Saved entries
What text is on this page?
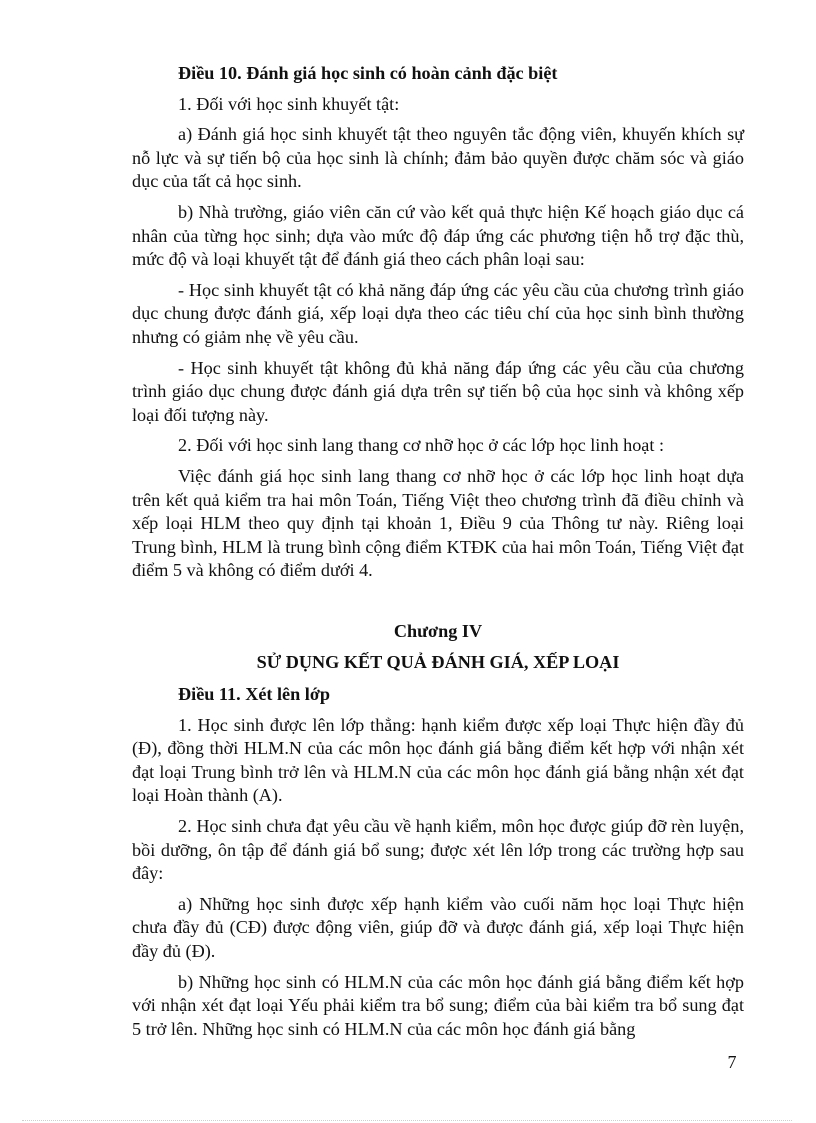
Điều 10. Đánh giá học sinh có hoàn cảnh đặc biệt

1. Đối với học sinh khuyết tật:

a) Đánh giá học sinh khuyết tật theo nguyên tắc động viên, khuyến khích sự nỗ lực và sự tiến bộ của học sinh là chính; đảm bảo quyền được chăm sóc và giáo dục của tất cả học sinh.

b) Nhà trường, giáo viên căn cứ vào kết quả thực hiện Kế hoạch giáo dục cá nhân của từng học sinh; dựa vào mức độ đáp ứng các phương tiện hỗ trợ đặc thù, mức độ và loại khuyết tật để đánh giá theo cách phân loại sau:

- Học sinh khuyết tật có khả năng đáp ứng các yêu cầu của chương trình giáo dục chung được đánh giá, xếp loại dựa theo các tiêu chí của học sinh bình thường nhưng có giảm nhẹ về yêu cầu.

- Học sinh khuyết tật không đủ khả năng đáp ứng các yêu cầu của chương trình giáo dục chung được đánh giá dựa trên sự tiến bộ của học sinh và không xếp loại đối tượng này.

2. Đối với học sinh lang thang cơ nhỡ học ở các lớp học linh hoạt :

Việc đánh giá học sinh lang thang cơ nhỡ học ở các lớp học linh hoạt dựa trên kết quả kiểm tra hai môn Toán, Tiếng Việt theo chương trình đã điều chỉnh và xếp loại HLM theo quy định tại khoản 1, Điều 9 của Thông tư này. Riêng loại Trung bình, HLM là trung bình cộng điểm KTĐK của hai môn Toán, Tiếng Việt đạt điểm 5 và không có điểm dưới 4.

Chương IV

SỬ DỤNG KẾT QUẢ ĐÁNH GIÁ, XẾP LOẠI

Điều 11. Xét lên lớp

1. Học sinh được lên lớp thẳng: hạnh kiểm được xếp loại Thực hiện đầy đủ (Đ), đồng thời HLM.N của các môn học đánh giá bằng điểm kết hợp với nhận xét đạt loại Trung bình trở lên và HLM.N của các môn học đánh giá bằng nhận xét đạt loại Hoàn thành (A).

2. Học sinh chưa đạt yêu cầu về hạnh kiểm, môn học được giúp đỡ rèn luyện, bồi dưỡng, ôn tập để đánh giá bổ sung; được xét lên lớp trong các trường hợp sau đây:

a) Những học sinh được xếp hạnh kiểm vào cuối năm học loại Thực hiện chưa đầy đủ (CĐ) được động viên, giúp đỡ và được đánh giá, xếp loại Thực hiện đầy đủ (Đ).

b) Những học sinh có HLM.N của các môn học đánh giá bằng điểm kết hợp với nhận xét đạt loại Yếu phải kiểm tra bổ sung; điểm của bài kiểm tra bổ sung đạt 5 trở lên. Những học sinh có HLM.N của các môn học đánh giá bằng

7
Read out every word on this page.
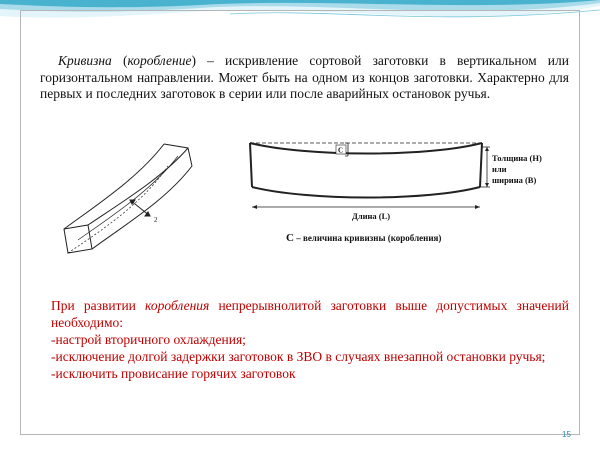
Кривизна (коробление) – искривление сортовой заготовки в вертикальном или горизонтальном направлении. Может быть на одном из концов заготовки. Характерно для первых и последних заготовок в серии или после аварийных остановок ручья.

2
C
Толщина (H)
или
ширина (B)
Длина (L)
С – величина кривизны (коробления)

При развитии коробления непрерывнолитой заготовки выше допустимых значений необходимо:

-настрой вторичного охлаждения;

-исключение долгой задержки заготовок в ЗВО в случаях внезапной остановки ручья;

-исключить провисание горячих заготовок

15
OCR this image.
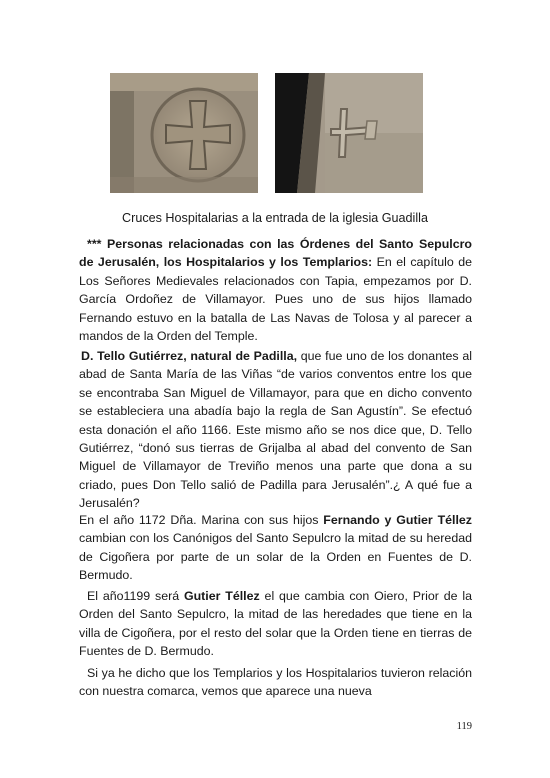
Cruces Hospitalarias a la entrada de la iglesia Guadilla

*** Personas relacionadas con las Órdenes del Santo Sepulcro de Jerusalén, los Hospitalarios y los Templarios: En el capítulo de Los Señores Medievales relacionados con Tapia, empezamos por D. García Ordoñez de Villamayor. Pues uno de sus hijos llamado Fernando estuvo en la batalla de Las Navas de Tolosa y al parecer a mandos de la Orden del Temple.

D. Tello Gutiérrez, natural de Padilla, que fue uno de los donantes al abad de Santa María de las Viñas “de varios conventos entre los que se encontraba San Miguel de Villamayor, para que en dicho convento se estableciera una abadía bajo la regla de San Agustín”. Se efectuó esta donación el año 1166. Este mismo año se nos dice que, D. Tello Gutiérrez, “donó sus tierras de Grijalba al abad del convento de San Miguel de Villamayor de Treviño menos una parte que dona a su criado, pues Don Tello salió de Padilla para Jerusalén”.¿ A qué fue a Jerusalén?

En el año 1172 Dña. Marina con sus hijos Fernando y Gutier Téllez cambian con los Canónigos del Santo Sepulcro la mitad de su heredad de Cigoñera por parte de un solar de la Orden en Fuentes de D. Bermudo.

El año1199 será Gutier Téllez el que cambia con Oiero, Prior de la Orden del Santo Sepulcro, la mitad de las heredades que tiene en la villa de Cigoñera, por el resto del solar que la Orden tiene en tierras de Fuentes de D. Bermudo.

Si ya he dicho que los Templarios y los Hospitalarios tuvieron relación con nuestra comarca, vemos que aparece una nueva

119
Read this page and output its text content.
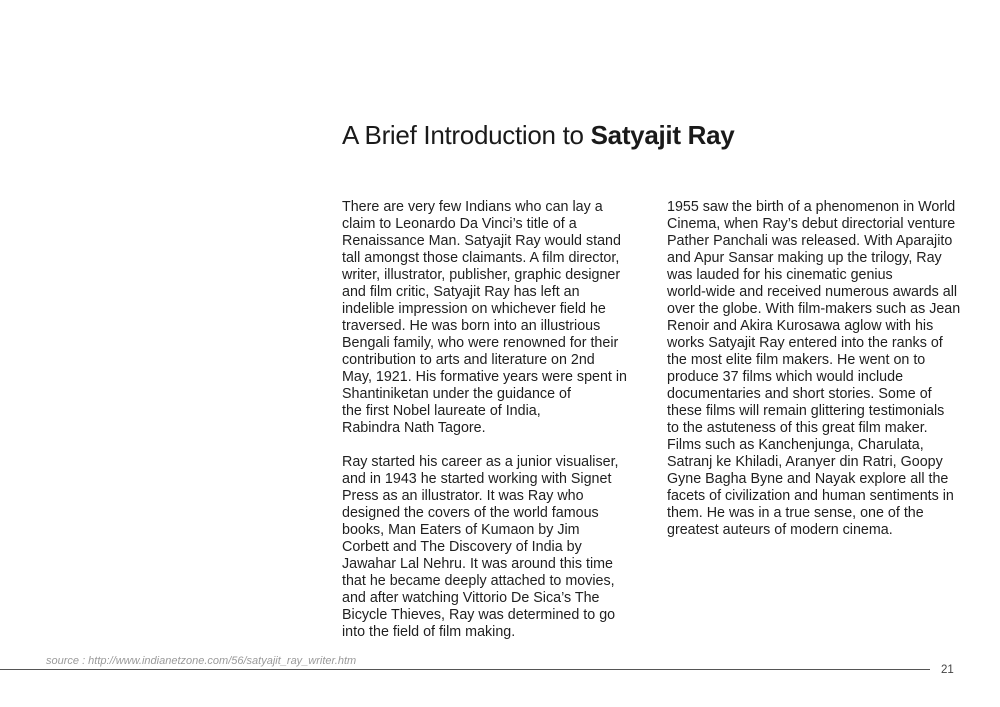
A Brief Introduction to Satyajit Ray

There are very few Indians who can lay a
claim to Leonardo Da Vinci’s title of a
Renaissance Man. Satyajit Ray would stand
tall amongst those claimants. A film director,
writer, illustrator, publisher, graphic designer
and film critic, Satyajit Ray has left an
indelible impression on whichever field he
traversed. He was born into an illustrious
Bengali family, who were renowned for their
contribution to arts and literature on 2nd
May, 1921. His formative years were spent in
Shantiniketan under the guidance of
the first Nobel laureate of India,
Rabindra Nath Tagore.

Ray started his career as a junior visualiser,
and in 1943 he started working with Signet
Press as an illustrator. It was Ray who
designed the covers of the world famous
books, Man Eaters of Kumaon by Jim
Corbett and The Discovery of India by
Jawahar Lal Nehru. It was around this time
that he became deeply attached to movies,
and after watching Vittorio De Sica’s The
Bicycle Thieves, Ray was determined to go
into the field of film making.

1955 saw the birth of a phenomenon in World
Cinema, when Ray’s debut directorial venture
Pather Panchali was released. With Aparajito
and Apur Sansar making up the trilogy, Ray
was lauded for his cinematic genius
world-wide and received numerous awards all
over the globe. With film-makers such as Jean
Renoir and Akira Kurosawa aglow with his
works Satyajit Ray entered into the ranks of
the most elite film makers. He went on to
produce 37 films which would include
documentaries and short stories. Some of
these films will remain glittering testimonials
to the astuteness of this great film maker.
Films such as Kanchenjunga, Charulata,
Satranj ke Khiladi, Aranyer din Ratri, Goopy
Gyne Bagha Byne and Nayak explore all the
facets of civilization and human sentiments in
them. He was in a true sense, one of the
greatest auteurs of modern cinema.

source : http://www.indianetzone.com/56/satyajit_ray_writer.htm
21
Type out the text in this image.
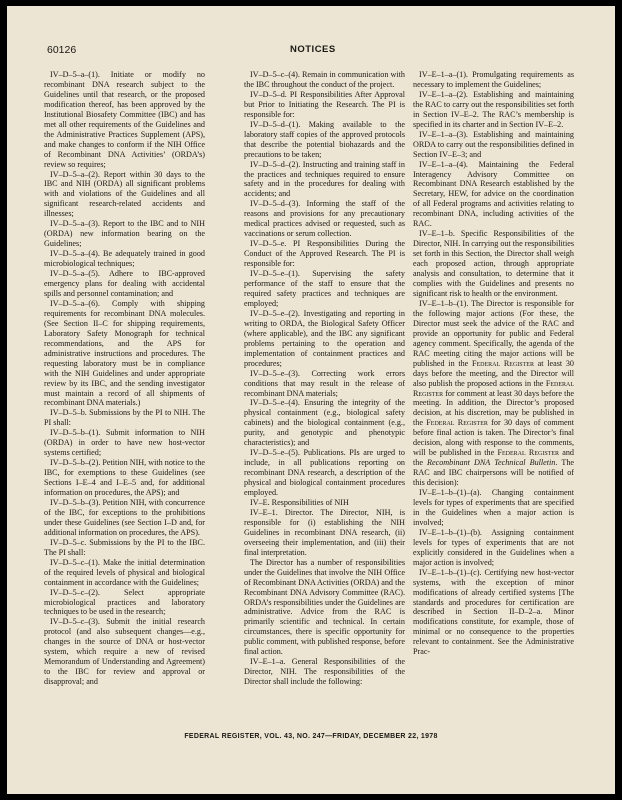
60126	NOTICES

IV–D–5–a–(1). Initiate or modify no recombinant DNA research subject to the Guidelines until that research, or the proposed modification thereof, has been approved by the Institutional Biosafety Committee (IBC) and has met all other requirements of the Guidelines and the Administrative Practices Supplement (APS), and make changes to conform if the NIH Office of Recombinant DNA Activities’ (ORDA’s) review so requires;

IV–D–5–a–(2). Report within 30 days to the IBC and NIH (ORDA) all significant problems with and violations of the Guidelines and all significant research-related accidents and illnesses;

IV–D–5–a–(3). Report to the IBC and to NIH (ORDA) new information bearing on the Guidelines;

IV–D–5–a–(4). Be adequately trained in good microbiological techniques;

IV–D–5–a–(5). Adhere to IBC-approved emergency plans for dealing with accidental spills and personnel contamination; and

IV–D–5–a–(6). Comply with shipping requirements for recombinant DNA molecules. (See Section II–C for shipping requirements, Laboratory Safety Monograph for technical recommendations, and the APS for administrative instructions and procedures. The requesting laboratory must be in compliance with the NIH Guidelines and under appropriate review by its IBC, and the sending investigator must maintain a record of all shipments of recombinant DNA materials.)

IV–D–5–b. Submissions by the PI to NIH. The PI shall:

IV–D–5–b–(1). Submit information to NIH (ORDA) in order to have new host-vector systems certified;

IV–D–5–b–(2). Petition NIH, with notice to the IBC, for exemptions to these Guidelines (see Sections I–E–4 and I–E–5 and, for additional information on procedures, the APS); and

IV–D–5–b–(3). Petition NIH, with concurrence of the IBC, for exceptions to the prohibitions under these Guidelines (see Section I–D and, for additional information on procedures, the APS).

IV–D–5–c. Submissions by the PI to the IBC. The PI shall:

IV–D–5–c–(1). Make the initial determination of the required levels of physical and biological containment in accordance with the Guidelines;

IV–D–5–c–(2). Select appropriate microbiological practices and laboratory techniques to be used in the research;

IV–D–5–c–(3). Submit the initial research protocol (and also subsequent changes—e.g., changes in the source of DNA or host-vector system, which require a new of revised Memorandum of Understanding and Agreement) to the IBC for review and approval or disapproval; and

IV–D–5–c–(4). Remain in communication with the IBC throughout the conduct of the project.

IV–D–5–d. PI Responsibilities After Approval but Prior to Initiating the Research. The PI is responsible for:

IV–D–5–d–(1). Making available to the laboratory staff copies of the approved protocols that describe the potential biohazards and the precautions to be taken;

IV–D–5–d–(2). Instructing and training staff in the practices and techniques required to ensure safety and in the procedures for dealing with accidents; and

IV–D–5–d–(3). Informing the staff of the reasons and provisions for any precautionary medical practices advised or requested, such as vaccinations or serum collection.

IV–D–5–e. PI Responsibilities During the Conduct of the Approved Research. The PI is responsible for:

IV–D–5–e–(1). Supervising the safety performance of the staff to ensure that the required safety practices and techniques are employed;

IV–D–5–e–(2). Investigating and reporting in writing to ORDA, the Biological Safety Officer (where applicable), and the IBC any significant problems pertaining to the operation and implementation of containment practices and procedures;

IV–D–5–e–(3). Correcting work errors conditions that may result in the release of recombinant DNA materials;

IV–D–5–e–(4). Ensuring the integrity of the physical containment (e.g., biological safety cabinets) and the biological containment (e.g., purity, and genotypic and phenotypic characteristics); and

IV–D–5–e–(5). Publications. PIs are urged to include, in all publications reporting on recombinant DNA research, a description of the physical and biological containment procedures employed.

IV–E. Responsibilities of NIH

IV–E–1. Director. The Director, NIH, is responsible for (i) establishing the NIH Guidelines in recombinant DNA research, (ii) overseeing their implementation, and (iii) their final interpretation.

The Director has a number of responsibilities under the Guidelines that involve the NIH Office of Recombinant DNA Activities (ORDA) and the Recombinant DNA Advisory Committee (RAC). ORDA’s responsibilities under the Guidelines are administrative. Advice from the RAC is primarily scientific and technical. In certain circumstances, there is specific opportunity for public comment, with published response, before final action.

IV–E–1–a. General Responsibilities of the Director, NIH. The responsibilities of the Director shall include the following:

IV–E–1–a–(1). Promulgating requirements as necessary to implement the Guidelines;

IV–E–1–a–(2). Establishing and maintaining the RAC to carry out the responsibilities set forth in Section IV–E–2. The RAC’s membership is specified in its charter and in Section IV–E–2.

IV–E–1–a–(3). Establishing and maintaining ORDA to carry out the responsibilities defined in Section IV–E–3; and

IV–E–1–a–(4). Maintaining the Federal Interagency Advisory Committee on Recombinant DNA Research established by the Secretary, HEW, for advice on the coordination of all Federal programs and activities relating to recombinant DNA, including activities of the RAC.

IV–E–1–b. Specific Responsibilities of the Director, NIH. In carrying out the responsibilities set forth in this Section, the Director shall weigh each proposed action, through appropriate analysis and consultation, to determine that it complies with the Guidelines and presents no significant risk to health or the environment.

IV–E–1–b–(1). The Director is responsible for the following major actions (For these, the Director must seek the advice of the RAC and provide an opportunity for public and Federal agency comment. Specifically, the agenda of the RAC meeting citing the major actions will be published in the Federal Register at least 30 days before the meeting, and the Director will also publish the proposed actions in the Federal Register for comment at least 30 days before the meeting. In addition, the Director’s proposed decision, at his discretion, may be published in the Federal Register for 30 days of comment before final action is taken. The Director’s final decision, along with response to the comments, will be published in the Federal Register and the Recombinant DNA Technical Bulletin. The RAC and IBC chairpersons will be notified of this decision):

IV–E–1–b–(1)–(a). Changing containment levels for types of experiments that are specified in the Guidelines when a major action is involved;

IV–E–1–b–(1)–(b). Assigning containment levels for types of experiments that are not explicitly considered in the Guidelines when a major action is involved;

IV–E–1–b–(1)–(c). Certifying new host-vector systems, with the exception of minor modifications of already certified systems [The standards and procedures for certification are described in Section II–D–2–a. Minor modifications constitute, for example, those of minimal or no consequence to the properties relevant to containment. See the Administrative Prac-

FEDERAL REGISTER, VOL. 43, NO. 247—FRIDAY, DECEMBER 22, 1978
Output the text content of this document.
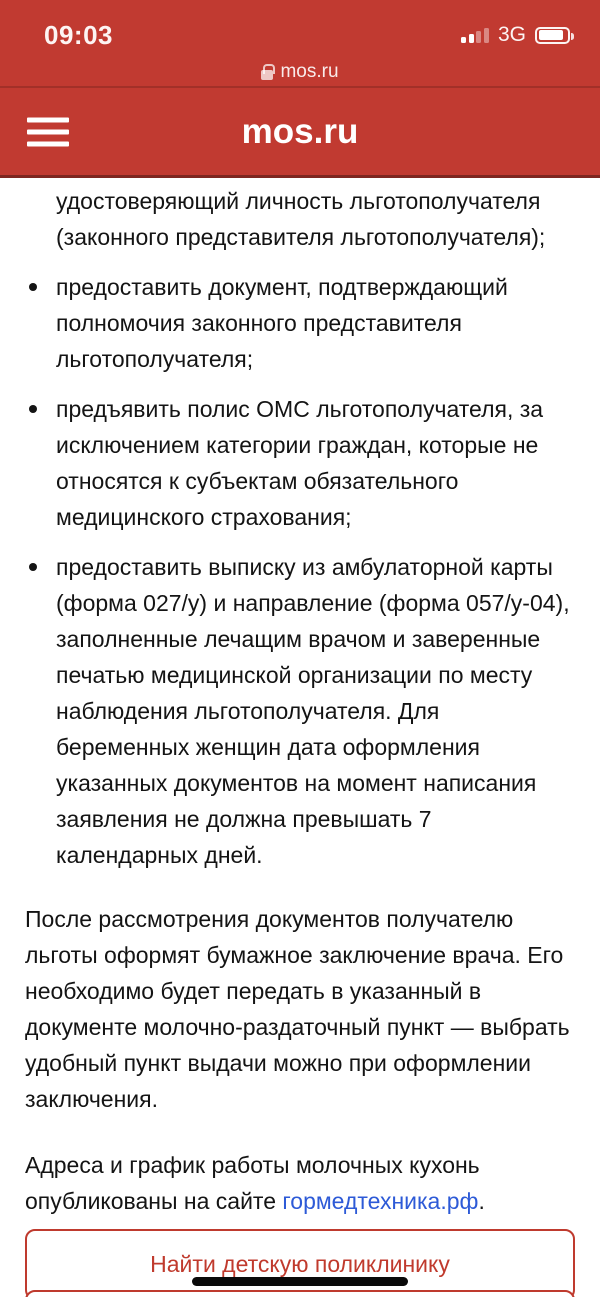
09:03	3G
mos.ru
mos.ru
удостоверяющий личность льготополучателя (законного представителя льготополучателя);
предоставить документ, подтверждающий полномочия законного представителя льготополучателя;
предъявить полис ОМС льготополучателя, за исключением категории граждан, которые не относятся к субъектам обязательного медицинского страхования;
предоставить выписку из амбулаторной карты (форма 027/у) и направление (форма 057/у-04), заполненные лечащим врачом и заверенные печатью медицинской организации по месту наблюдения льготополучателя. Для беременных женщин дата оформления указанных документов на момент написания заявления не должна превышать 7 календарных дней.

После рассмотрения документов получателю льготы оформят бумажное заключение врача. Его необходимо будет передать в указанный в документе молочно-раздаточный пункт — выбрать удобный пункт выдачи можно при оформлении заключения.

Адреса и график работы молочных кухонь опубликованы на сайте гормедтехника.рф.

Найти детскую поликлинику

▶ What to work on: Give only the number of lines in the listing above that include the string "viên".

▶ Task result: 3